* [What is required]: Pull out every line below that contains the string "keyword", treating uppercase and lowercase as different.

──────

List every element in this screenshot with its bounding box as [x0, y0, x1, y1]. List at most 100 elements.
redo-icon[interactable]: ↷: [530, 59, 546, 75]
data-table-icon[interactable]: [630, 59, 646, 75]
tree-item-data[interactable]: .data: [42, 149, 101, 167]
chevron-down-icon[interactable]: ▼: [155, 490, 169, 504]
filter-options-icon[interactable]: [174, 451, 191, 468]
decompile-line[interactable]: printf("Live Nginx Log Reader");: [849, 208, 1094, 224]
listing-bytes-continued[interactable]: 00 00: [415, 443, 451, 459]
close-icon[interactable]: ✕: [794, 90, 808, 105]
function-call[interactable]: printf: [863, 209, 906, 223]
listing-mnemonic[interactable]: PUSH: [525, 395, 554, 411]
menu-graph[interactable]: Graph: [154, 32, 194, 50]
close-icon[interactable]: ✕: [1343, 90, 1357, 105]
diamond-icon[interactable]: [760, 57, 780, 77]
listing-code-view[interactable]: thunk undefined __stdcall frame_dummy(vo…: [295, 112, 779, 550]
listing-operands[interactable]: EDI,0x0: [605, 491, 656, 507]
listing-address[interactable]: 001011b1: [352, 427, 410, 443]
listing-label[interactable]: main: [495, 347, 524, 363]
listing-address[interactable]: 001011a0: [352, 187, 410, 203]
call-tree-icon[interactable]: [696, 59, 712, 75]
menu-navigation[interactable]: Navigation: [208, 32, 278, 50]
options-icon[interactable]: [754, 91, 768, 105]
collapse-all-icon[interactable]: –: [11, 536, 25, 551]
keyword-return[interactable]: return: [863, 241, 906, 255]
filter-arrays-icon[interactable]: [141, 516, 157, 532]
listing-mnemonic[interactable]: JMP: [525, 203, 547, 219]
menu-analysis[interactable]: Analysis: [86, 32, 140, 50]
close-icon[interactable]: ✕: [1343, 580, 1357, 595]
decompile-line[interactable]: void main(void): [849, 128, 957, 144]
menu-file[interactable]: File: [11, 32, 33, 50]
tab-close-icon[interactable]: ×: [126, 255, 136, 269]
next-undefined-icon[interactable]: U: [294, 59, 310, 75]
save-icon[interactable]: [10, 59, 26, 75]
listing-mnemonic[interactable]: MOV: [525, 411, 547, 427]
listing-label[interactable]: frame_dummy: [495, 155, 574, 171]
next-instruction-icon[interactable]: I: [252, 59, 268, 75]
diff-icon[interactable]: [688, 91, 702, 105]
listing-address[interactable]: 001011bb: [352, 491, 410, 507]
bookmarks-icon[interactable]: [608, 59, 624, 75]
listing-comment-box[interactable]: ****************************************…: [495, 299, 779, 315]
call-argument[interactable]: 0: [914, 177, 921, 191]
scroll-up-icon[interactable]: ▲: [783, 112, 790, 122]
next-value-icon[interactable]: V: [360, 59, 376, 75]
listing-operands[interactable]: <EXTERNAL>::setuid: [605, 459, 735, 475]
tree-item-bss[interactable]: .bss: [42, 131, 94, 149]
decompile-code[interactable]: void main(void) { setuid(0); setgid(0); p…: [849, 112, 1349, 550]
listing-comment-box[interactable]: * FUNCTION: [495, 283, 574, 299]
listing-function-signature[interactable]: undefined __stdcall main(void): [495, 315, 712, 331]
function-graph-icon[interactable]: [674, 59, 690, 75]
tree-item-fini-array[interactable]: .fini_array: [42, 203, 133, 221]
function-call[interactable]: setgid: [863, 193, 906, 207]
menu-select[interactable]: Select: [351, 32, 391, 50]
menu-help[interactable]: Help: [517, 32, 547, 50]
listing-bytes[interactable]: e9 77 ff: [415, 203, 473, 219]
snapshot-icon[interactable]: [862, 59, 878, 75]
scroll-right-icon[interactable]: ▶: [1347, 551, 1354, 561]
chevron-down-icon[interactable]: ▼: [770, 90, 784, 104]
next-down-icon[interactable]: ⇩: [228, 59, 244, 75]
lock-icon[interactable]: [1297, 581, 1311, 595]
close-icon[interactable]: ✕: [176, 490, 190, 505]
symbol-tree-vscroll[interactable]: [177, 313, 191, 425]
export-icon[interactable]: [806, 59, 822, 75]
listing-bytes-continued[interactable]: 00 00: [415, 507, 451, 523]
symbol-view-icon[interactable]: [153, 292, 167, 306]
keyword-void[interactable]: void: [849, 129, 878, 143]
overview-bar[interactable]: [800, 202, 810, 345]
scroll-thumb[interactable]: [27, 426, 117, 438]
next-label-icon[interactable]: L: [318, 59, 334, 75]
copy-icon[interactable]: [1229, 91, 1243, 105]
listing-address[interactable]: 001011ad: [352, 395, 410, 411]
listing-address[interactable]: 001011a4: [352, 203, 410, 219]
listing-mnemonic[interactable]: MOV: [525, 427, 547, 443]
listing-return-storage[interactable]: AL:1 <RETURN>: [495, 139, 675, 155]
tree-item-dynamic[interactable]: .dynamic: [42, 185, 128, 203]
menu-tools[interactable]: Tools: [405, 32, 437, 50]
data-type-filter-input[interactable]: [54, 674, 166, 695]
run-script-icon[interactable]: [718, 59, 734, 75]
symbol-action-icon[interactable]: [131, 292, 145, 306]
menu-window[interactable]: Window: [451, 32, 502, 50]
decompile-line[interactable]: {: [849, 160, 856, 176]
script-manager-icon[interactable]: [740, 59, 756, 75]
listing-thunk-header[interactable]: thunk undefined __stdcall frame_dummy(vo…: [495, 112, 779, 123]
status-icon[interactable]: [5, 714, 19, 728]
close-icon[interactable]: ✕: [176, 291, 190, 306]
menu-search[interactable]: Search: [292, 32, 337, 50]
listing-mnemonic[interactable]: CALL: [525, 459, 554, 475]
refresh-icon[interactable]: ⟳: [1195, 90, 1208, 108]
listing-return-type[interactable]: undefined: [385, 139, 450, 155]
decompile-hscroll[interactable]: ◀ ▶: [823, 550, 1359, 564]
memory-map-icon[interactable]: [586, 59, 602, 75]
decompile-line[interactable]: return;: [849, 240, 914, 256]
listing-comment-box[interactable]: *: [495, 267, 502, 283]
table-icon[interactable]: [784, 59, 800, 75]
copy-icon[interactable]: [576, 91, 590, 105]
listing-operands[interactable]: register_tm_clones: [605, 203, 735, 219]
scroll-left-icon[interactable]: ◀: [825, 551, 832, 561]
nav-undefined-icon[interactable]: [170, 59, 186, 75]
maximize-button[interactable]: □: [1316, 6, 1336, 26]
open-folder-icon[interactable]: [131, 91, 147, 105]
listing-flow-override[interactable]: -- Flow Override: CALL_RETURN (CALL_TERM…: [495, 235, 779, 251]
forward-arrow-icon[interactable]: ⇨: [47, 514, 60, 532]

──────

* [Exercise output]:
keyword-return[interactable]: return: [863, 241, 906, 255]
keyword-void[interactable]: void: [849, 129, 878, 143]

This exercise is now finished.